Extracted records:
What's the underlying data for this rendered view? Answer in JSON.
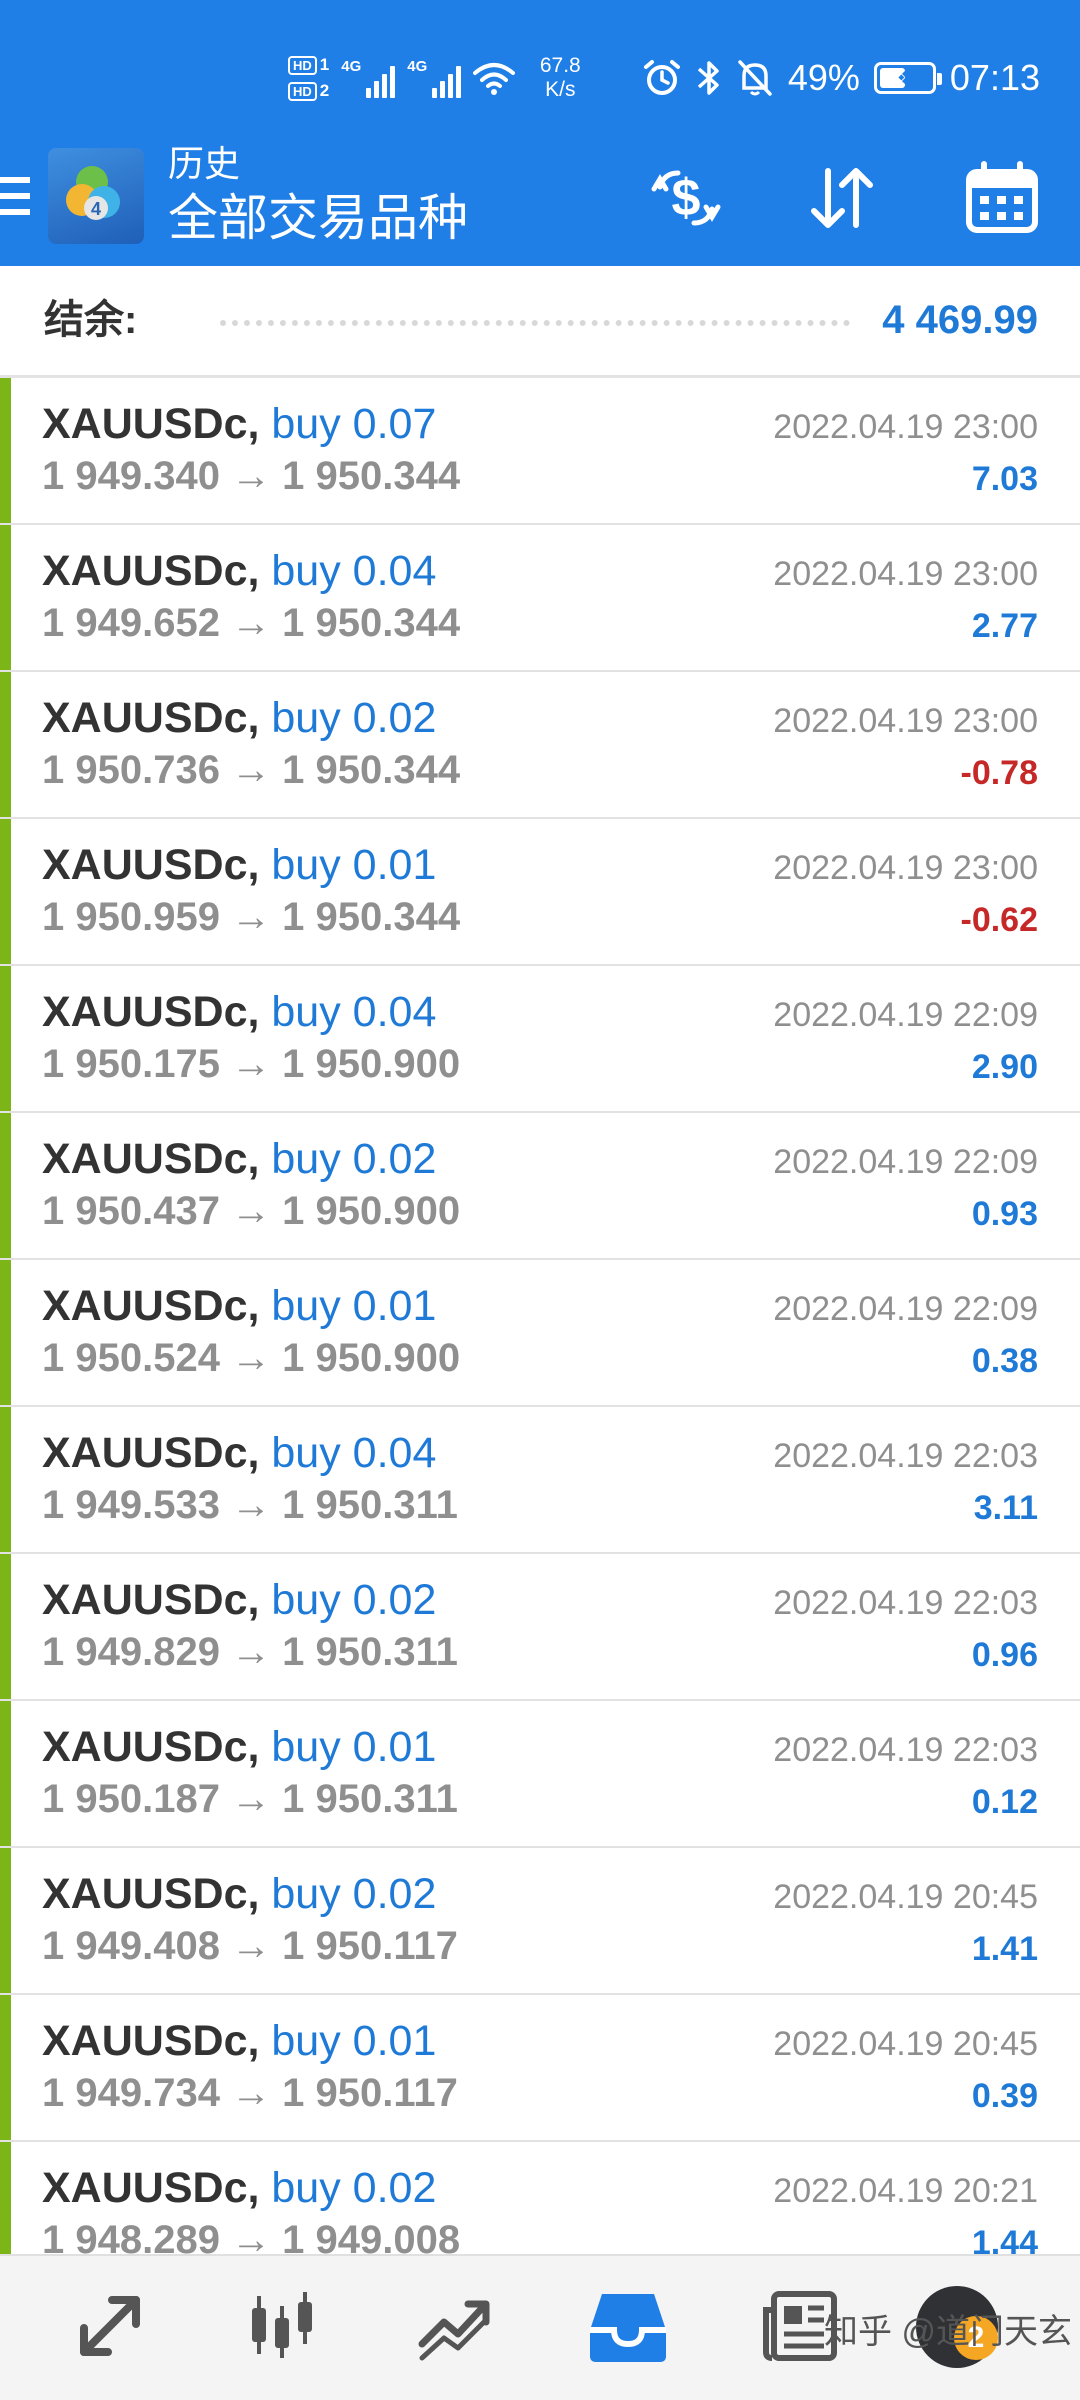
{
  "status_bar": {
    "hd1": "HD",
    "hd1_n": "1",
    "hd2": "HD",
    "hd2_n": "2",
    "net1": "4G",
    "net2": "4G",
    "speed_value": "67.8",
    "speed_unit": "K/s",
    "battery_percent": "49%",
    "battery_level": 0.49,
    "time": "07:13"
  },
  "header": {
    "section": "历史",
    "filter": "全部交易品种"
  },
  "balance": {
    "label": "结余:",
    "value": "4 469.99"
  },
  "deals": [
    {
      "symbol": "XAUUSDc,",
      "side": "buy 0.07",
      "prices": "1 949.340 → 1 950.344",
      "time": "2022.04.19 23:00",
      "profit": "7.03",
      "profit_sign": "pos"
    },
    {
      "symbol": "XAUUSDc,",
      "side": "buy 0.04",
      "prices": "1 949.652 → 1 950.344",
      "time": "2022.04.19 23:00",
      "profit": "2.77",
      "profit_sign": "pos"
    },
    {
      "symbol": "XAUUSDc,",
      "side": "buy 0.02",
      "prices": "1 950.736 → 1 950.344",
      "time": "2022.04.19 23:00",
      "profit": "-0.78",
      "profit_sign": "neg"
    },
    {
      "symbol": "XAUUSDc,",
      "side": "buy 0.01",
      "prices": "1 950.959 → 1 950.344",
      "time": "2022.04.19 23:00",
      "profit": "-0.62",
      "profit_sign": "neg"
    },
    {
      "symbol": "XAUUSDc,",
      "side": "buy 0.04",
      "prices": "1 950.175 → 1 950.900",
      "time": "2022.04.19 22:09",
      "profit": "2.90",
      "profit_sign": "pos"
    },
    {
      "symbol": "XAUUSDc,",
      "side": "buy 0.02",
      "prices": "1 950.437 → 1 950.900",
      "time": "2022.04.19 22:09",
      "profit": "0.93",
      "profit_sign": "pos"
    },
    {
      "symbol": "XAUUSDc,",
      "side": "buy 0.01",
      "prices": "1 950.524 → 1 950.900",
      "time": "2022.04.19 22:09",
      "profit": "0.38",
      "profit_sign": "pos"
    },
    {
      "symbol": "XAUUSDc,",
      "side": "buy 0.04",
      "prices": "1 949.533 → 1 950.311",
      "time": "2022.04.19 22:03",
      "profit": "3.11",
      "profit_sign": "pos"
    },
    {
      "symbol": "XAUUSDc,",
      "side": "buy 0.02",
      "prices": "1 949.829 → 1 950.311",
      "time": "2022.04.19 22:03",
      "profit": "0.96",
      "profit_sign": "pos"
    },
    {
      "symbol": "XAUUSDc,",
      "side": "buy 0.01",
      "prices": "1 950.187 → 1 950.311",
      "time": "2022.04.19 22:03",
      "profit": "0.12",
      "profit_sign": "pos"
    },
    {
      "symbol": "XAUUSDc,",
      "side": "buy 0.02",
      "prices": "1 949.408 → 1 950.117",
      "time": "2022.04.19 20:45",
      "profit": "1.41",
      "profit_sign": "pos"
    },
    {
      "symbol": "XAUUSDc,",
      "side": "buy 0.01",
      "prices": "1 949.734 → 1 950.117",
      "time": "2022.04.19 20:45",
      "profit": "0.39",
      "profit_sign": "pos"
    },
    {
      "symbol": "XAUUSDc,",
      "side": "buy 0.02",
      "prices": "1 948.289 → 1 949.008",
      "time": "2022.04.19 20:21",
      "profit": "1.44",
      "profit_sign": "pos"
    }
  ],
  "bottom_nav": {
    "items": [
      "quotes-icon",
      "chart-icon",
      "trade-icon",
      "history-icon",
      "news-icon",
      "chat-icon"
    ],
    "active": "history-icon",
    "watermark": "知乎 @道门天玄",
    "badge": "2"
  },
  "colors": {
    "header_bg": "#1f7fe6",
    "accent_blue": "#1e7ad6",
    "loss_red": "#c62828",
    "row_accent": "#7cb518"
  }
}
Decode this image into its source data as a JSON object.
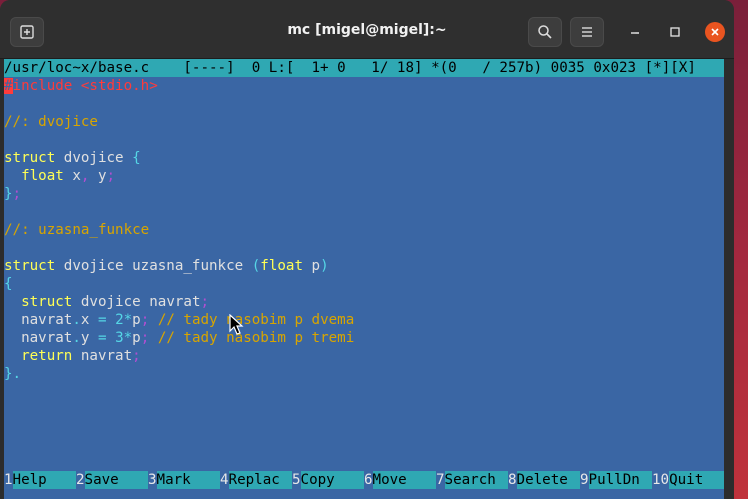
{
  "window": {
    "title": "mc [migel@migel]:~",
    "new_tab_icon": "new-tab-icon",
    "search_icon": "search-icon",
    "menu_icon": "hamburger-menu-icon",
    "minimize_icon": "minimize-icon",
    "maximize_icon": "maximize-icon",
    "close_icon": "close-icon"
  },
  "editor": {
    "status": "/usr/loc~x/base.c    [----]  0 L:[  1+ 0   1/ 18] *(0   / 257b) 0035 0x023 [*][X]",
    "lines": [
      "#include <stdio.h>",
      "",
      "//: dvojice",
      "",
      "struct dvojice {",
      "  float x, y;",
      "};",
      "",
      "//: uzasna_funkce",
      "",
      "struct dvojice uzasna_funkce (float p)",
      "{",
      "  struct dvojice navrat;",
      "  navrat.x = 2*p; // tady nasobim p dvema",
      "  navrat.y = 3*p; // tady nasobim p tremi",
      "  return navrat;",
      "}."
    ]
  },
  "fkeys": [
    {
      "num": "1",
      "label": "Help"
    },
    {
      "num": "2",
      "label": "Save"
    },
    {
      "num": "3",
      "label": "Mark"
    },
    {
      "num": "4",
      "label": "Replac"
    },
    {
      "num": "5",
      "label": "Copy"
    },
    {
      "num": "6",
      "label": "Move"
    },
    {
      "num": "7",
      "label": "Search"
    },
    {
      "num": "8",
      "label": "Delete"
    },
    {
      "num": "9",
      "label": "PullDn"
    },
    {
      "num": "10",
      "label": "Quit"
    }
  ],
  "colors": {
    "editor_bg": "#3a66a4",
    "bar_bg": "#2fa8b3",
    "close_button": "#e95420"
  }
}
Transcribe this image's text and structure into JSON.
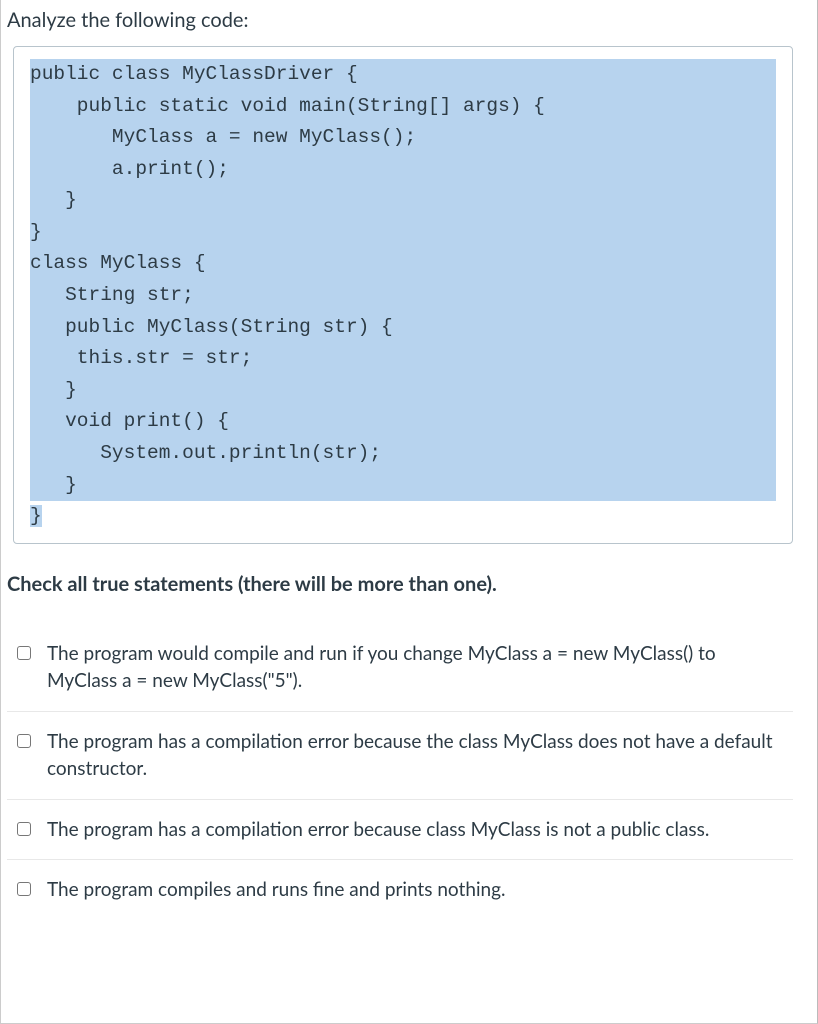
{
  "question": {
    "prompt": "Analyze the following code:",
    "code_lines": [
      "public class MyClassDriver {",
      "    public static void main(String[] args) {",
      "       MyClass a = new MyClass();",
      "       a.print();",
      "   }",
      "}",
      "class MyClass {",
      "   String str;",
      "   public MyClass(String str) {",
      "    this.str = str;",
      "   }",
      "   void print() {",
      "      System.out.println(str);",
      "   }",
      "}"
    ],
    "check_prompt": "Check all true statements (there will be more than one).",
    "options": [
      "The program would compile and run if you change MyClass a = new MyClass() to MyClass a = new MyClass(\"5\").",
      "The program has a compilation error because the class MyClass does not have a default constructor.",
      "The program has a compilation error because class MyClass is not a public class.",
      "The program compiles and runs fine and prints nothing."
    ]
  }
}
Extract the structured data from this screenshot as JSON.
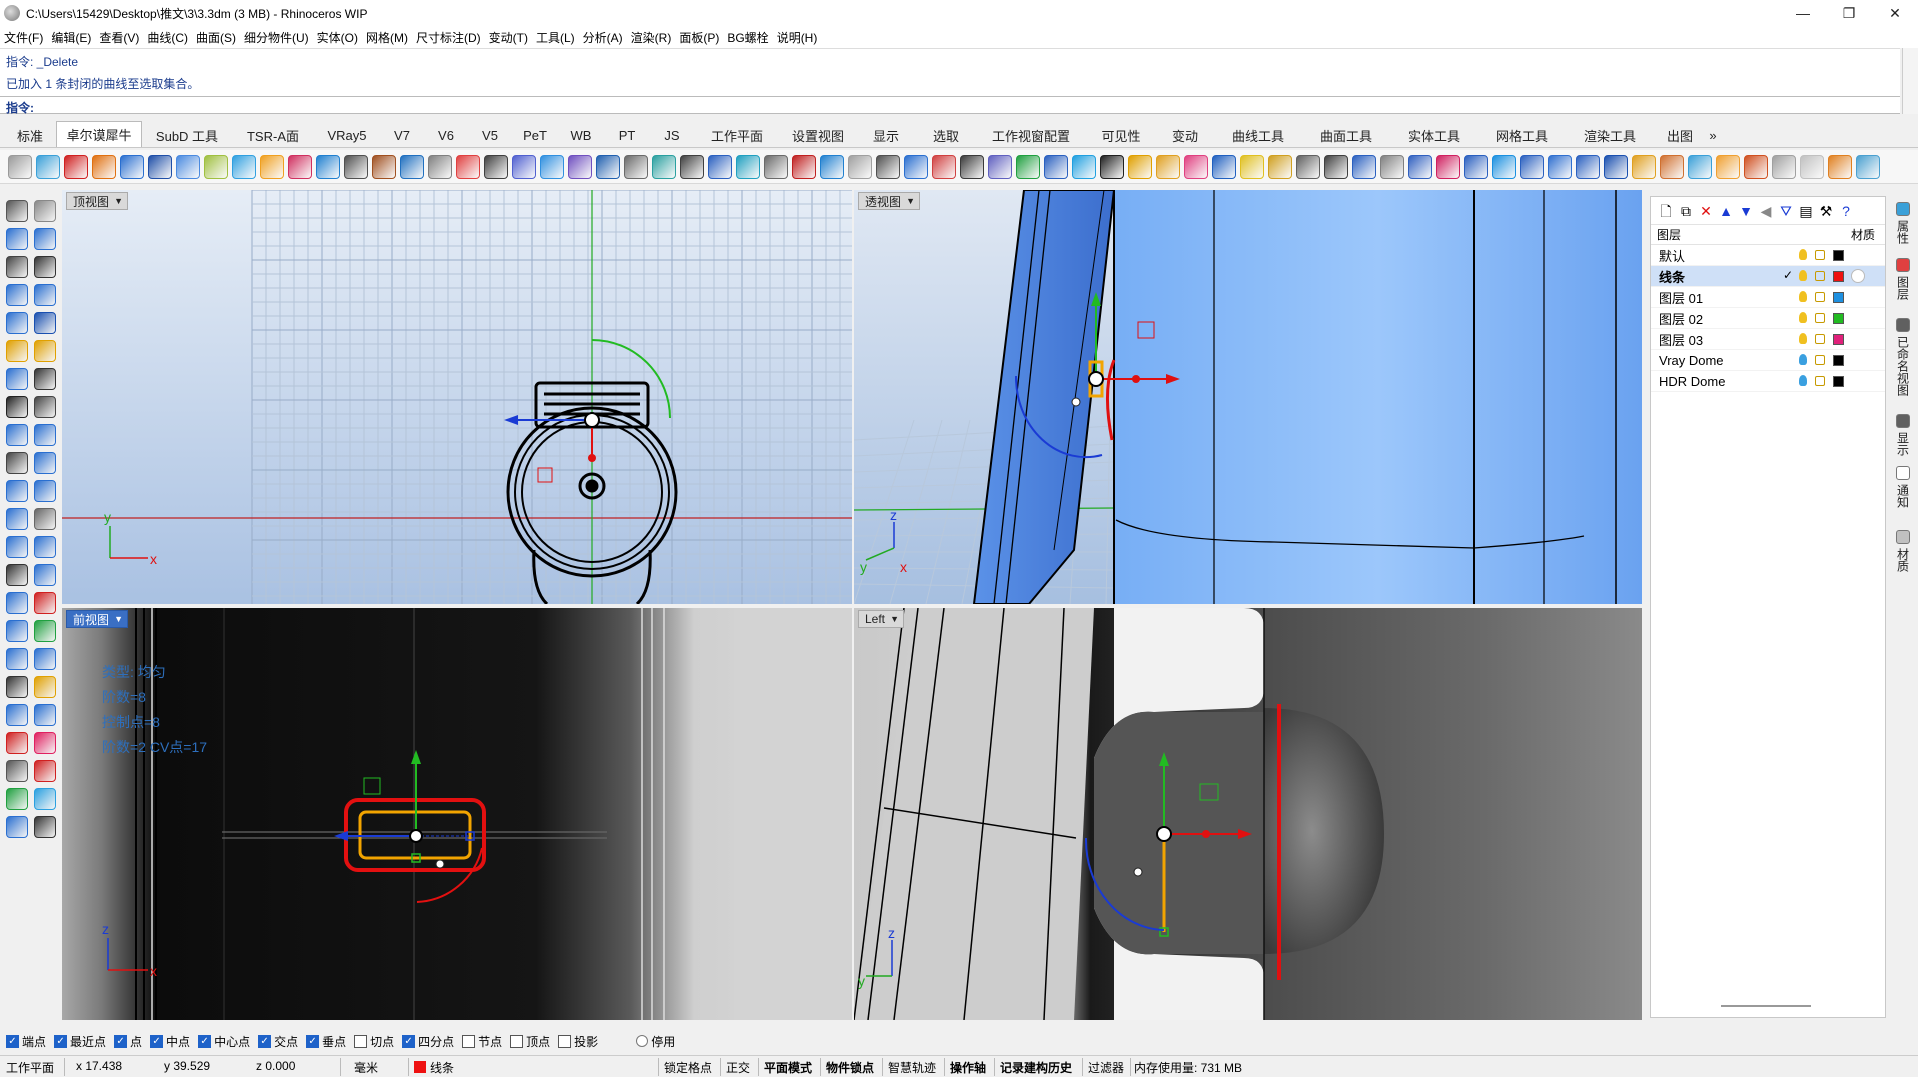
{
  "window": {
    "title": "C:\\Users\\15429\\Desktop\\推文\\3\\3.3dm (3 MB) - Rhinoceros WIP"
  },
  "menu": [
    "文件(F)",
    "编辑(E)",
    "查看(V)",
    "曲线(C)",
    "曲面(S)",
    "细分物件(U)",
    "实体(O)",
    "网格(M)",
    "尺寸标注(D)",
    "变动(T)",
    "工具(L)",
    "分析(A)",
    "渲染(R)",
    "面板(P)",
    "BG螺栓",
    "说明(H)"
  ],
  "command": {
    "history_1": "指令: _Delete",
    "history_2": "已加入 1 条封闭的曲线至选取集合。",
    "prompt": "指令:"
  },
  "tabs": [
    "标准",
    "卓尔谟犀牛",
    "SubD 工具",
    "TSR-A面",
    "VRay5",
    "V7",
    "V6",
    "V5",
    "PeT",
    "WB",
    "PT",
    "JS",
    "工作平面",
    "设置视图",
    "显示",
    "选取",
    "工作视窗配置",
    "可见性",
    "变动",
    "曲线工具",
    "曲面工具",
    "实体工具",
    "网格工具",
    "渲染工具",
    "出图"
  ],
  "tab_more": "»",
  "active_tab": "卓尔谟犀牛",
  "viewports": {
    "top": {
      "label": "顶视图"
    },
    "perspective": {
      "label": "透视图"
    },
    "front": {
      "label": "前视图"
    },
    "left": {
      "label": "Left"
    }
  },
  "front_overlay": [
    "类型: 均匀",
    "阶数=8",
    "控制点=8",
    "阶数=2 CV点=17"
  ],
  "axes": {
    "x": "x",
    "y": "y",
    "z": "z"
  },
  "layers_panel": {
    "header": "图层",
    "material_col": "材质",
    "layers": [
      {
        "name": "默认",
        "color": "#000000",
        "current": false
      },
      {
        "name": "线条",
        "color": "#ee1111",
        "current": true
      },
      {
        "name": "图层 01",
        "color": "#1e90e0",
        "current": false
      },
      {
        "name": "图层 02",
        "color": "#22bb22",
        "current": false
      },
      {
        "name": "图层 03",
        "color": "#e0207a",
        "current": false
      },
      {
        "name": "Vray Dome",
        "color": "#000000",
        "current": false
      },
      {
        "name": "HDR Dome",
        "color": "#000000",
        "current": false
      }
    ]
  },
  "side_tabs": [
    "属性",
    "图层",
    "已命名视图",
    "显示",
    "通知",
    "材质"
  ],
  "osnaps": [
    {
      "label": "端点",
      "on": true
    },
    {
      "label": "最近点",
      "on": true
    },
    {
      "label": "点",
      "on": true
    },
    {
      "label": "中点",
      "on": true
    },
    {
      "label": "中心点",
      "on": true
    },
    {
      "label": "交点",
      "on": true
    },
    {
      "label": "垂点",
      "on": true
    },
    {
      "label": "切点",
      "on": false
    },
    {
      "label": "四分点",
      "on": true
    },
    {
      "label": "节点",
      "on": false
    },
    {
      "label": "顶点",
      "on": false
    },
    {
      "label": "投影",
      "on": false
    },
    {
      "label": "停用",
      "on": false
    }
  ],
  "status": {
    "cplane": "工作平面",
    "x": "x 17.438",
    "y": "y 39.529",
    "z": "z 0.000",
    "units": "毫米",
    "layer": "线条",
    "grid_snap": "锁定格点",
    "ortho": "正交",
    "planar": "平面模式",
    "osnap": "物件锁点",
    "smarttrack": "智慧轨迹",
    "gumball": "操作轴",
    "history": "记录建构历史",
    "filter": "过滤器",
    "memory": "内存使用量: 731 MB"
  },
  "colors": {
    "accent": "#3a6fc4",
    "viewport_bg_top": "#dce6f2",
    "viewport_bg_bottom": "#9fb8dc",
    "red": "#ee1111",
    "green": "#22bb22",
    "blue": "#1a3bd4",
    "orange": "#f2a400"
  }
}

--- AIM OF THE EXERCISE ---
Select and copy each line from the data that includes the word "dvojice".

--- RESULT OF THE TASK ---
      "//: dvojice",
      "struct dvojice {",
      "struct dvojice uzasna_funkce (float p)",
      "  struct dvojice navrat;",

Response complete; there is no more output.